- WRITTEN TASK
Return the entries verbatim and drop every picture.

- RECORDS FOR THE TASK
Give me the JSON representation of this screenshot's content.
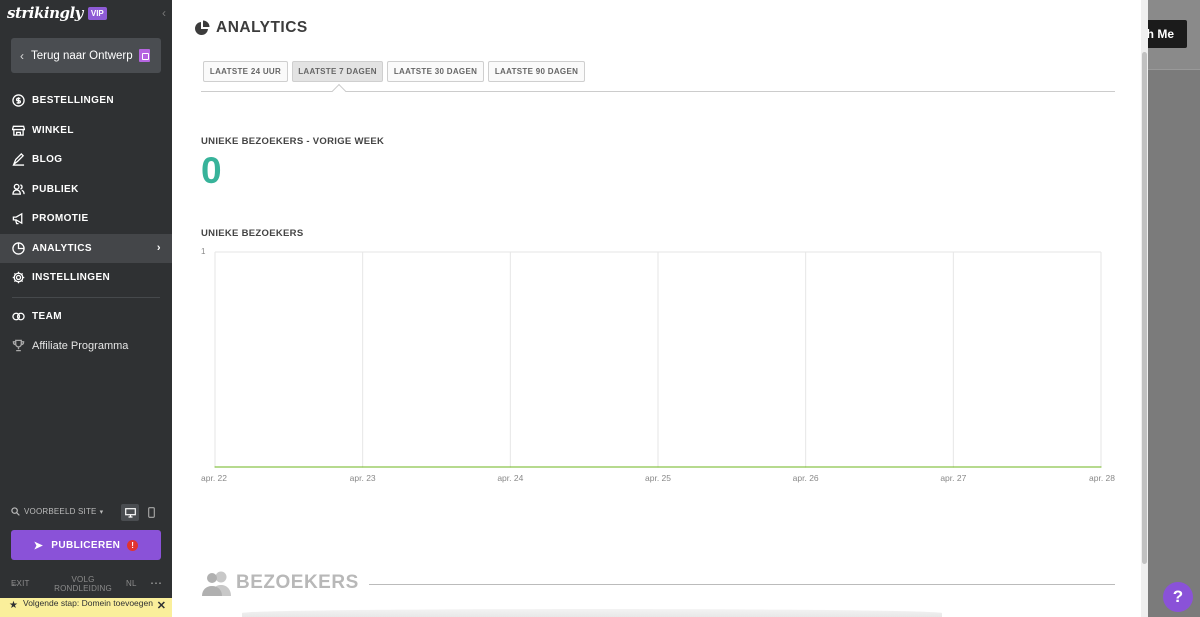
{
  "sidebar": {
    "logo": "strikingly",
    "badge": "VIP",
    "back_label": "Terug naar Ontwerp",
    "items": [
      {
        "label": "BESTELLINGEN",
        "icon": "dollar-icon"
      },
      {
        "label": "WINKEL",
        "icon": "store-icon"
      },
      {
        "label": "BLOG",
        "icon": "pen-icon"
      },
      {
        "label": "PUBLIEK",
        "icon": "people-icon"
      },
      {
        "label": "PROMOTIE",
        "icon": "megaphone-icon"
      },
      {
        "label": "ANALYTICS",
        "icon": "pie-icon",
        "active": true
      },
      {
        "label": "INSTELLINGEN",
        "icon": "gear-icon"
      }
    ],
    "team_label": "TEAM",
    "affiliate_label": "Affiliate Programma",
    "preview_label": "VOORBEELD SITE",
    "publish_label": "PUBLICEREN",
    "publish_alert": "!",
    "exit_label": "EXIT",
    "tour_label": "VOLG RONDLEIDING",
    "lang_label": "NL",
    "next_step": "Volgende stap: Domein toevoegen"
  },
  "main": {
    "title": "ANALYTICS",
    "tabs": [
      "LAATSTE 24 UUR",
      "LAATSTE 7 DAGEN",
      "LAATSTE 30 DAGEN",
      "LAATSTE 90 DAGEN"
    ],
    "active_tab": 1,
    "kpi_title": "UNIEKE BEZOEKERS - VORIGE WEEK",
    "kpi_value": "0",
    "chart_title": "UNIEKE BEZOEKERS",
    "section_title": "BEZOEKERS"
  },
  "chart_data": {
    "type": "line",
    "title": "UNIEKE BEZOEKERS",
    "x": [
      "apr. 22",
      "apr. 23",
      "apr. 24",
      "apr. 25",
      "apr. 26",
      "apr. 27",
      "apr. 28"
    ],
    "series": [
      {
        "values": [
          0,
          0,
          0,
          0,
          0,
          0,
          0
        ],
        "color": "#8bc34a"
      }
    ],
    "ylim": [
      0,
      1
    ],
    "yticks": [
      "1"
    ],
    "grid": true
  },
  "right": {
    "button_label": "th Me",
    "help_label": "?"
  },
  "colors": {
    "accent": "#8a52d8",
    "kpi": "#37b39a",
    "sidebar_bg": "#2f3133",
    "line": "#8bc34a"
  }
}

- SOLVED EXERCISE
Give me the JSON representation of this screenshot's content.
{
  "sidebar": {
    "logo": "strikingly",
    "badge": "VIP",
    "back_label": "Terug naar Ontwerp",
    "items": [
      {
        "label": "BESTELLINGEN",
        "icon": "dollar-icon"
      },
      {
        "label": "WINKEL",
        "icon": "store-icon"
      },
      {
        "label": "BLOG",
        "icon": "pen-icon"
      },
      {
        "label": "PUBLIEK",
        "icon": "people-icon"
      },
      {
        "label": "PROMOTIE",
        "icon": "megaphone-icon"
      },
      {
        "label": "ANALYTICS",
        "icon": "pie-icon",
        "active": true
      },
      {
        "label": "INSTELLINGEN",
        "icon": "gear-icon"
      }
    ],
    "team_label": "TEAM",
    "affiliate_label": "Affiliate Programma",
    "preview_label": "VOORBEELD SITE",
    "publish_label": "PUBLICEREN",
    "publish_alert": "!",
    "exit_label": "EXIT",
    "tour_label": "VOLG RONDLEIDING",
    "lang_label": "NL",
    "next_step": "Volgende stap: Domein toevoegen"
  },
  "main": {
    "title": "ANALYTICS",
    "tabs": [
      "LAATSTE 24 UUR",
      "LAATSTE 7 DAGEN",
      "LAATSTE 30 DAGEN",
      "LAATSTE 90 DAGEN"
    ],
    "active_tab": 1,
    "kpi_title": "UNIEKE BEZOEKERS - VORIGE WEEK",
    "kpi_value": "0",
    "chart_title": "UNIEKE BEZOEKERS",
    "section_title": "BEZOEKERS"
  },
  "chart_data": {
    "type": "line",
    "title": "UNIEKE BEZOEKERS",
    "x": [
      "apr. 22",
      "apr. 23",
      "apr. 24",
      "apr. 25",
      "apr. 26",
      "apr. 27",
      "apr. 28"
    ],
    "series": [
      {
        "values": [
          0,
          0,
          0,
          0,
          0,
          0,
          0
        ],
        "color": "#8bc34a"
      }
    ],
    "ylim": [
      0,
      1
    ],
    "yticks": [
      "1"
    ],
    "grid": true
  },
  "right": {
    "button_label": "th Me",
    "help_label": "?"
  },
  "colors": {
    "accent": "#8a52d8",
    "kpi": "#37b39a",
    "sidebar_bg": "#2f3133",
    "line": "#8bc34a"
  }
}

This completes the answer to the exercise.